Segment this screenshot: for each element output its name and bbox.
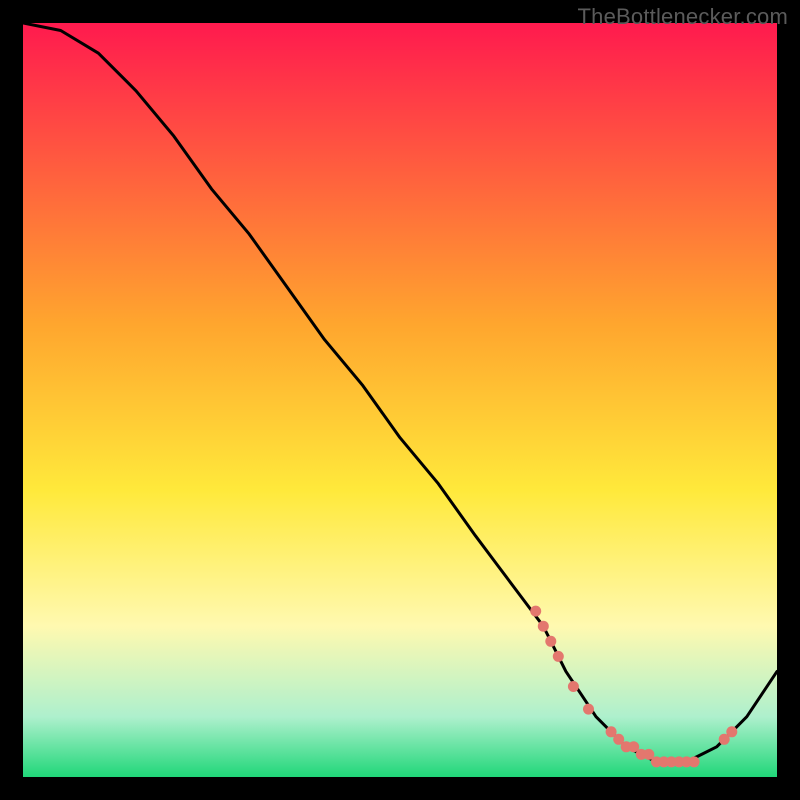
chart-frame: TheBottlenecker.com bbox=[0, 0, 800, 800]
data-marker bbox=[545, 636, 556, 647]
data-marker bbox=[689, 756, 700, 767]
data-marker bbox=[553, 651, 564, 662]
marker-group bbox=[530, 606, 737, 768]
data-marker bbox=[538, 621, 549, 632]
plot-svg bbox=[23, 23, 777, 777]
data-marker bbox=[530, 606, 541, 617]
watermark-text: TheBottlenecker.com bbox=[578, 4, 788, 30]
bottleneck-curve bbox=[23, 23, 777, 762]
data-marker bbox=[726, 726, 737, 737]
data-marker bbox=[568, 681, 579, 692]
data-marker bbox=[583, 704, 594, 715]
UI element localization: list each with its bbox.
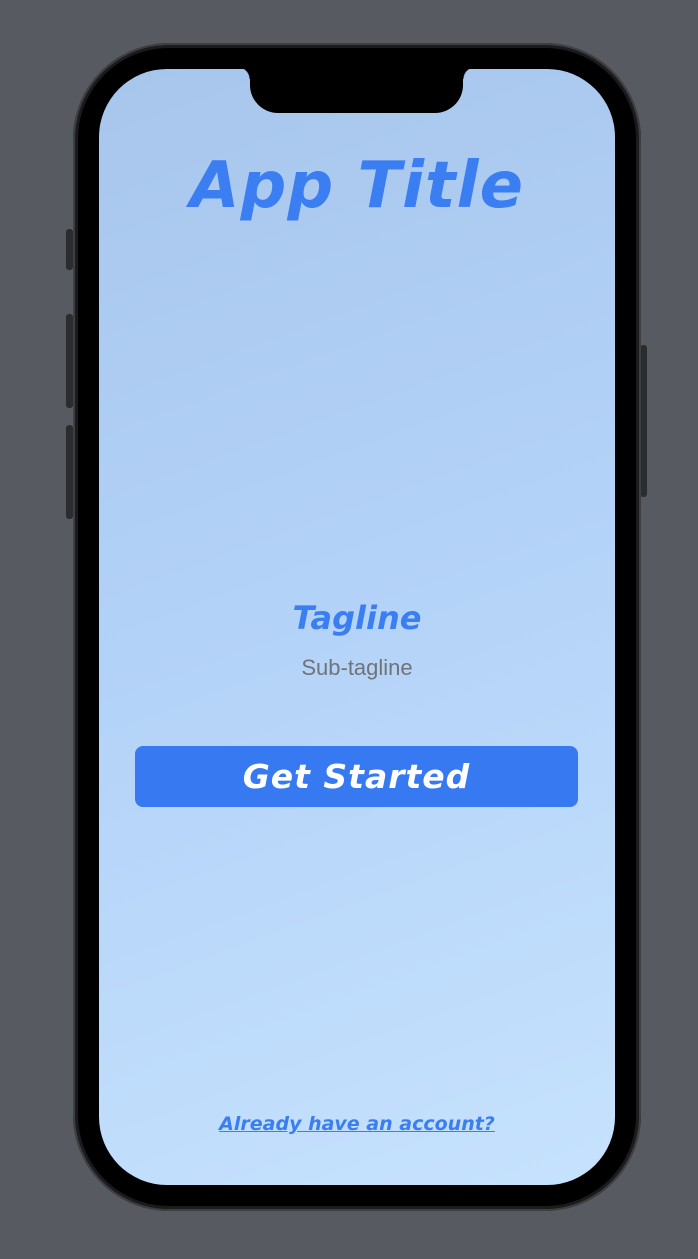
- device-notch: [238, 69, 475, 113]
- get-started-button[interactable]: Get Started: [135, 746, 578, 807]
- login-link[interactable]: Already have an account?: [99, 1113, 615, 1135]
- power-button: [640, 345, 647, 497]
- tagline: Tagline: [292, 599, 422, 637]
- silent-switch: [66, 229, 73, 270]
- app-title: App Title: [190, 149, 524, 223]
- app-screen: App Title Tagline Sub-tagline Get Starte…: [99, 69, 615, 1185]
- volume-up-button: [66, 314, 73, 408]
- sub-tagline: Sub-tagline: [301, 655, 413, 680]
- volume-down-button: [66, 425, 73, 519]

+ + + + + + +

Given instruction » Return in full every line of the items above that contains the string "marker".

Task output »
data-marker bbox=[545, 636, 556, 647]
data-marker bbox=[689, 756, 700, 767]
data-marker bbox=[553, 651, 564, 662]
marker-group bbox=[530, 606, 737, 768]
data-marker bbox=[538, 621, 549, 632]
data-marker bbox=[530, 606, 541, 617]
data-marker bbox=[726, 726, 737, 737]
data-marker bbox=[568, 681, 579, 692]
data-marker bbox=[583, 704, 594, 715]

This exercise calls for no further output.